↓↓↓
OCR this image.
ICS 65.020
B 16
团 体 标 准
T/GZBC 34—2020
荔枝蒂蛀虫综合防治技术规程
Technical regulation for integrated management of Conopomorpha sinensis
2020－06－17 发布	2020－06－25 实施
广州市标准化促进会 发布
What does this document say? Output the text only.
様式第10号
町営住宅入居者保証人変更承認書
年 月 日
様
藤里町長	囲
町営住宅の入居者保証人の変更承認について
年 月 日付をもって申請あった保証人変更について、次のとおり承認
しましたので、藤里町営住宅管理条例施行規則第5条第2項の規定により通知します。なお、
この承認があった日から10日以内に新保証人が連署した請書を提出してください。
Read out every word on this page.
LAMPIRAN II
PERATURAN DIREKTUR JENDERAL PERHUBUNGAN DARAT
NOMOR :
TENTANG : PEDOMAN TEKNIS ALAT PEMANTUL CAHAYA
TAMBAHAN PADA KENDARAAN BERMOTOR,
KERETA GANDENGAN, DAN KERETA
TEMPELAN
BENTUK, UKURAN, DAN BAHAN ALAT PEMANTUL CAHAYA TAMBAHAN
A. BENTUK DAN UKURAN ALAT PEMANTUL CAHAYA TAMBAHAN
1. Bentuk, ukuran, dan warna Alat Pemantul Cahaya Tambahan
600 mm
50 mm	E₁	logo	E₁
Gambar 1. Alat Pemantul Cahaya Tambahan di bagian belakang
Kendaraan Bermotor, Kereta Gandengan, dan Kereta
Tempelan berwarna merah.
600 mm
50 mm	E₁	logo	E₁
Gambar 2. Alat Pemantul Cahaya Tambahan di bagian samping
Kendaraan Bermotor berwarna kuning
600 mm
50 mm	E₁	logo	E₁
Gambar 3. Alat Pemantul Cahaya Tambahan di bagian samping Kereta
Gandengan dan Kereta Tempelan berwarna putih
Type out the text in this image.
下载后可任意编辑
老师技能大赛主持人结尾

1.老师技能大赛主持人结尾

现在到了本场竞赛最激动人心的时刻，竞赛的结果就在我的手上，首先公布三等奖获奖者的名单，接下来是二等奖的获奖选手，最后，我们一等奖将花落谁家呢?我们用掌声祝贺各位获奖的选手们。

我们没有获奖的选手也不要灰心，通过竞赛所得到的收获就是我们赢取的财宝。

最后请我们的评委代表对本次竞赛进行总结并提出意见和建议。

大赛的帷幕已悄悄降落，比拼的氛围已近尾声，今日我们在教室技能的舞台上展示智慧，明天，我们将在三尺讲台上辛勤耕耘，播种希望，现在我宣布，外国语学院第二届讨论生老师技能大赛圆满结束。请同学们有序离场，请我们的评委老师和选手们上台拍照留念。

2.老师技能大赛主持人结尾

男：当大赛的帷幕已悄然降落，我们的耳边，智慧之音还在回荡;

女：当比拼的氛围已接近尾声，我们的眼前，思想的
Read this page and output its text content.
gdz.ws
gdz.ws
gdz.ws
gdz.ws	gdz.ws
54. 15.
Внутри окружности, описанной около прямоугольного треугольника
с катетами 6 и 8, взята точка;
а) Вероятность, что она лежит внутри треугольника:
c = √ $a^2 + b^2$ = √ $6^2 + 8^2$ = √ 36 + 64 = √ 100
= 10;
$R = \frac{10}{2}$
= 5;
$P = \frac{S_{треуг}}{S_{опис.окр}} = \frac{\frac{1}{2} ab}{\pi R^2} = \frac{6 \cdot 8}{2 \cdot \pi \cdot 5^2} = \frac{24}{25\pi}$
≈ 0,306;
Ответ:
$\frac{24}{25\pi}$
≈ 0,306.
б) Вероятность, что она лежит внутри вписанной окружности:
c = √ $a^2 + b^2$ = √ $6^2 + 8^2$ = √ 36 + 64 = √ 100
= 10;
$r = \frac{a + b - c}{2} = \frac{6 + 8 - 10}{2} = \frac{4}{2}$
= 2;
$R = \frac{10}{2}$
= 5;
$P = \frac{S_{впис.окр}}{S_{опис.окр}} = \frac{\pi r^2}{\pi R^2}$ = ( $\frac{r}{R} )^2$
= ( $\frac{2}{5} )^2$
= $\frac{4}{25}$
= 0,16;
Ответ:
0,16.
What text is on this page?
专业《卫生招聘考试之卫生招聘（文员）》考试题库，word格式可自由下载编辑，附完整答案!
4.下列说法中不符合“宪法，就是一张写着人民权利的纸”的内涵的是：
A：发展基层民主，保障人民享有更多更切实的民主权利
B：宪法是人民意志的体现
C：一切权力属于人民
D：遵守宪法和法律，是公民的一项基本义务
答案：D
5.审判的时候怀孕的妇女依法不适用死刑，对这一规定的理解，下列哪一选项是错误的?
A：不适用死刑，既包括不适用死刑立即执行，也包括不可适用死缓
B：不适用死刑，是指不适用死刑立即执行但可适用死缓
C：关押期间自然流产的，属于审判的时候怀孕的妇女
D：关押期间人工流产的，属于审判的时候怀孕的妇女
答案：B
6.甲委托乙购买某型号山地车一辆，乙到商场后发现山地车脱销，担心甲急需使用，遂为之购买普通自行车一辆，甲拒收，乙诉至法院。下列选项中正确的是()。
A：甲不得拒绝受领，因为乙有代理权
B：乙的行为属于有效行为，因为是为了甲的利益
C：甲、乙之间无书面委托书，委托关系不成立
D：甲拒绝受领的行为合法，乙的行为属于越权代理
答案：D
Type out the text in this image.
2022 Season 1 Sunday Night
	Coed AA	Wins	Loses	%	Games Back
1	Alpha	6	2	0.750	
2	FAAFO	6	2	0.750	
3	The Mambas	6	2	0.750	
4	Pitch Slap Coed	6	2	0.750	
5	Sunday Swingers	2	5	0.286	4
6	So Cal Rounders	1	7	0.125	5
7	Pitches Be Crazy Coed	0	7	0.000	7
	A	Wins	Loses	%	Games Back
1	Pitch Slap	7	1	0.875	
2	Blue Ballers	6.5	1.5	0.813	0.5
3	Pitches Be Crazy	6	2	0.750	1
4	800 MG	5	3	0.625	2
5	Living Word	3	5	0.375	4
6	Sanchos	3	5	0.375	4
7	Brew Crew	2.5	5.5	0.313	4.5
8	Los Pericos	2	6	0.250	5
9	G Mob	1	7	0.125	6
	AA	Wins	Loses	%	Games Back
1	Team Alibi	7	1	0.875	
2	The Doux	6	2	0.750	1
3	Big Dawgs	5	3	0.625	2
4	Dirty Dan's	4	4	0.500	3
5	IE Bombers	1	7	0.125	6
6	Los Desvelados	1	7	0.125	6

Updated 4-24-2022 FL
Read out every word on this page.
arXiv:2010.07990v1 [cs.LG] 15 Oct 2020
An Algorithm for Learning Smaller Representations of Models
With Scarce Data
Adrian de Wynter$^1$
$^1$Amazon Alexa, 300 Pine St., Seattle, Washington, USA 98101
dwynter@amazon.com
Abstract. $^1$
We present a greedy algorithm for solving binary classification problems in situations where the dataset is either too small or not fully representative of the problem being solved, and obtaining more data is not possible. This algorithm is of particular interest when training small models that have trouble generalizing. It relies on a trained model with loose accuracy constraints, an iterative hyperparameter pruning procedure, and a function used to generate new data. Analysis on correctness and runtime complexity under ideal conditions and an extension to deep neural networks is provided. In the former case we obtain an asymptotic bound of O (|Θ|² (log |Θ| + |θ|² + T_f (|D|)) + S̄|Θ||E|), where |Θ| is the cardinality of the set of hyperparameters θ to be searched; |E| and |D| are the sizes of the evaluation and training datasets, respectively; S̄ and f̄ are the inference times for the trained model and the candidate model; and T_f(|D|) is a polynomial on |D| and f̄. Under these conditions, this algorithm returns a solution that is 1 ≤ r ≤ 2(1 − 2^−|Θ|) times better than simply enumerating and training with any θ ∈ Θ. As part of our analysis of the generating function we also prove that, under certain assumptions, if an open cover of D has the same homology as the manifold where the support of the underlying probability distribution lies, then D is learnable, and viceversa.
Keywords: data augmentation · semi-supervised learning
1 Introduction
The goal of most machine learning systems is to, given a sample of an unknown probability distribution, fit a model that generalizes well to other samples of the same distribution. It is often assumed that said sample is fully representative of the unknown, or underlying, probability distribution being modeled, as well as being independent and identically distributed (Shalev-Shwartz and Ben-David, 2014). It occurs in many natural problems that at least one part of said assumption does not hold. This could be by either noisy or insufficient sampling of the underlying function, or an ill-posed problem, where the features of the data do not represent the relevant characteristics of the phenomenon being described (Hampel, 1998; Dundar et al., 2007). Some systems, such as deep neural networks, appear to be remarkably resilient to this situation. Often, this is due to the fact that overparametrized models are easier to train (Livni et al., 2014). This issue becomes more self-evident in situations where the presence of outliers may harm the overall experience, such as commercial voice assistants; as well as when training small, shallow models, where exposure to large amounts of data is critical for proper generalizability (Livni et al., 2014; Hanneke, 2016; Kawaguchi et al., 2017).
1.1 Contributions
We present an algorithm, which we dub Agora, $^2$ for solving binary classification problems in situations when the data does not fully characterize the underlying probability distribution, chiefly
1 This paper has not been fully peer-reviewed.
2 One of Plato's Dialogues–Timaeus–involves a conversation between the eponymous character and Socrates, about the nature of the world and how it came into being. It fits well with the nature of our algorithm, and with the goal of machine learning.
↑↑↑
Search the listing for the string "solving". Copy each line where it turns up.

We present a greedy algorithm for solving binary classification problems in situations where the dataset is either too small or not fully representative of the problem being solved, and obtaining more data is not possible. This algorithm is of particular interest when training small models that have trouble generalizing. It relies on a trained model with loose accuracy constraints, an iterative hyperparameter pruning procedure, and a function used to generate new data. Analysis on correctness and runtime complexity under ideal conditions and an extension to deep neural networks is provided. In the former case we obtain an asymptotic bound of O (|Θ|² (log |Θ| + |θ|² + T_f (|D|)) + S̄|Θ||E|), where |Θ| is the cardinality of the set of hyperparameters θ to be searched; |E| and |D| are the sizes of the evaluation and training datasets, respectively; S̄ and f̄ are the inference times for the trained model and the candidate model; and T_f(|D|) is a polynomial on |D| and f̄. Under these conditions, this algorithm returns a solution that is 1 ≤ r ≤ 2(1 − 2^−|Θ|) times better than simply enumerating and training with any θ ∈ Θ. As part of our analysis of the generating function we also prove that, under certain assumptions, if an open cover of D has the same homology as the manifold where the support of the underlying probability distribution lies, then D is learnable, and viceversa.
We present an algorithm, which we dub Agora, $^2$ for solving binary classification problems in situations when the data does not fully characterize the underlying probability distribution, chiefly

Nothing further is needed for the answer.